REQUIREMENT 1 =>
According to the Qantas report, what was the company's return on equity in FY 2018?
REQUIREMENT 2 =>
Translate this sentence from the Qantas report into Spanish: "The Qantas Freight segment is engaged in the air cargo and express freight business."

** BEGIN ARTICLE **

Kalkine has a fully transformed New Avatar.

KALIN®

Qantas Airways Limited

Feb 11, 2019

QAN:ASX
Investment Type
Mid - Cap
Risk Level
Action
Rec. Price ($)


Company Overview: Qantas Airways Limited is an Australia-based company, which operates domestic and international airline. The Company is engaged in the operation of international and domestic air transportation services, the provision of freight services and the operation of a frequent flyer loyalty program. Its segments include Qantas Domestic, Qantas International, Jetstar Group, Qantas Freight, Qantas Loyalty and Corporate. The Qantas Domestic, Qantas International and Jetstar Group segments include passenger flying businesses. The Qantas Freight segment is engaged in the air cargo and express freight business. The Qantas Loyalty segment is engaged in the customer loyalty recognition programs. Its main business is the transportation of customers using two airline brands, which include Qantas and Jetstar. It also operates subsidiary businesses, including other airlines and businesses in specialist markets, such as Q Catering. Its airline brands operate regional, domestic and international services.


QAN Details

Qantas Airways Limited (ASX: QAN), an Australian airline with a market capitalization of about $9.15 billion, is considered to be positioned relatively well, given healthy management processes on fuel cost recovery and capacity management. While the demand landscape in the travel sector is changing, Qantas is expected to make capacity adjustments. Overall, first half of the year might see impacts from fuel scenario and lower ticket yields, the cost management is expected to play a role in the second half. The latest quarter one update for FY19 showcased a revenue rise of over 6% while forward bookings have been up 8% in terms of value and this sets the performance for the year ahead. On a long-term profile, the fundamentals depict a decent investment scenario with stock upside of single digit expected in the next 24 months.
 
Decent footing with regards to fundamentals and margins: Qantas Airways happens to possess decent footing when it comes to margins. The company’s net margins have witnessed a year on year (YoY) improvement to 5.7% in FY 2018 which implies the company’s efficiency in converting its top-line into bottom line.  Moreover, the company’s net margins have witnessed a significant improvement in the past five years to FY 2018. In FY 2014, the net margin was -18.5%. This further builds confidence on the company’s efficiency. There are expectations that its focus on the margins would act as catalyst for the growth moving forward. The company’s operating margin has witnessed a YoY improvement of 0.7% and stood at 9.2% in FY 2018. Also, the company is having decent position with regards to the liquidity levels. In FY 2018, the company’s current ratio stood at 0.49x which reflects an improvement of 11.2% on the YoY basis implying strong standing in the company’s liquidity position. Therefore, the company happens to be in the stable position to effectively meet its short-term commitments. The company’s return on equity (or ROE) has also encountered an improvement of 1.1% on the YoY basis to 26.2% in FY 2018. Moreover, the company’s ROE is comfortably higher than the industry median of 12.1%.

** END ARTICLE **
** BEGIN DATA LINES **

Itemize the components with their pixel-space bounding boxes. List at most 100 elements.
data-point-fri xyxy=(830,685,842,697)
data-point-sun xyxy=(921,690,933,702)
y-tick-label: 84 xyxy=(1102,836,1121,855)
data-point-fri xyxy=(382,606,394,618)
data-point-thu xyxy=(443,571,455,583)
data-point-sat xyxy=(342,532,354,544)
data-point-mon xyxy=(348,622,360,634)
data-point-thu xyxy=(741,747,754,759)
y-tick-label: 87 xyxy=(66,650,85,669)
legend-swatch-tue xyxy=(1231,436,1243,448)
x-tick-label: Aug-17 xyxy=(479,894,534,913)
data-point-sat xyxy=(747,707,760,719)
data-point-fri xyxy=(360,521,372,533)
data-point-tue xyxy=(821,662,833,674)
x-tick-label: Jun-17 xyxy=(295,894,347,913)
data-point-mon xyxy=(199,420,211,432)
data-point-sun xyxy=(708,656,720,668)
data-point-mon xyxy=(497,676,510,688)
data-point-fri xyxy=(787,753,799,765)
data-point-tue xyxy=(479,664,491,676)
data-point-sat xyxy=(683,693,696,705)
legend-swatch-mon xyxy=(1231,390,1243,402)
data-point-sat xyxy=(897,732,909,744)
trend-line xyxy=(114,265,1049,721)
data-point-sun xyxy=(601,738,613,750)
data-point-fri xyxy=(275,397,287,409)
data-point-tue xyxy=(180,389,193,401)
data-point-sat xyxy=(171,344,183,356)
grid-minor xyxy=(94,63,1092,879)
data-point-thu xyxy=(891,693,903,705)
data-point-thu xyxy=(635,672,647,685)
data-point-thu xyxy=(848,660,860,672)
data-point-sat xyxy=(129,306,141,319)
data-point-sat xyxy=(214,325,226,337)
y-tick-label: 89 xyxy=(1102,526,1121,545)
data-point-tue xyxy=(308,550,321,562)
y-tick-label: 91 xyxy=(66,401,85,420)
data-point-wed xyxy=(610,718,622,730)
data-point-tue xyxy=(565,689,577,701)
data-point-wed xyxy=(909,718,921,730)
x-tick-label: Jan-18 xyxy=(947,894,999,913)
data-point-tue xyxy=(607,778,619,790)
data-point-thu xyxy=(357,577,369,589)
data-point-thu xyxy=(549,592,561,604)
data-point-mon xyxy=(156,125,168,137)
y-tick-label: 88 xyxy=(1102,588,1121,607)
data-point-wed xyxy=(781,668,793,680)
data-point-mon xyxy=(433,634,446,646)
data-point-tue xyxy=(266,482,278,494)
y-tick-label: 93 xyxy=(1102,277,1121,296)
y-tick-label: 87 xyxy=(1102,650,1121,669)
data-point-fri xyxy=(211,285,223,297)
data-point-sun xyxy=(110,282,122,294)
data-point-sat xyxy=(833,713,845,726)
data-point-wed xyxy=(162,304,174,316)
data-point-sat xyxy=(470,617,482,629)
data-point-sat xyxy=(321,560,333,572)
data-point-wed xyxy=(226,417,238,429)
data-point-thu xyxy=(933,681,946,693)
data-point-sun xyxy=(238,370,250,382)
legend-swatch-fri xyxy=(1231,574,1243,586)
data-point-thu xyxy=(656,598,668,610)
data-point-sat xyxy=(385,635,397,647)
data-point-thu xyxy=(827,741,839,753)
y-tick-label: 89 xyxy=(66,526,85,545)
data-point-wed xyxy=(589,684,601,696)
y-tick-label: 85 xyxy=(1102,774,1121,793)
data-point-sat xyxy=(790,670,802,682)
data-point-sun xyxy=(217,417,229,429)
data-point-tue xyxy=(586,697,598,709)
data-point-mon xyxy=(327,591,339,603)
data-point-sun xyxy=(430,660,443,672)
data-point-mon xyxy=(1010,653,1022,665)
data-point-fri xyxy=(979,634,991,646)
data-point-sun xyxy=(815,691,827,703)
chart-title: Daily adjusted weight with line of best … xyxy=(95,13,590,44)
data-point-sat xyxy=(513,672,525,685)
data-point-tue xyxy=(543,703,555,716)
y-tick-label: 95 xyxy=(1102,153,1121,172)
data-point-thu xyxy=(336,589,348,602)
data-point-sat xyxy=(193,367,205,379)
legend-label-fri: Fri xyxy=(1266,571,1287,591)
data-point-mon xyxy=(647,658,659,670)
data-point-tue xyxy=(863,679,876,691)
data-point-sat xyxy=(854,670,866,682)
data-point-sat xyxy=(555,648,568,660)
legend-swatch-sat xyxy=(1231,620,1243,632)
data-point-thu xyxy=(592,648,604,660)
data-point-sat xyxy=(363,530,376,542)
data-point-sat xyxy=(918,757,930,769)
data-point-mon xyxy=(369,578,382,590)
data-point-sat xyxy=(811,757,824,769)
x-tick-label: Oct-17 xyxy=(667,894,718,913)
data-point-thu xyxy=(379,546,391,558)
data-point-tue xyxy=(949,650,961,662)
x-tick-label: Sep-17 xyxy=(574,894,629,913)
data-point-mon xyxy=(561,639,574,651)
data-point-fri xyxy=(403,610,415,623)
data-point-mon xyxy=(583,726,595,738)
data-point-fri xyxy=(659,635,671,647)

** END DATA LINES **

FINAL ANSWER 1 =>
26.2%

FINAL ANSWER 2 =>
El segmento Qantas Freight se dedica al negocio de la carga aérea y del transporte urgente de mercancías.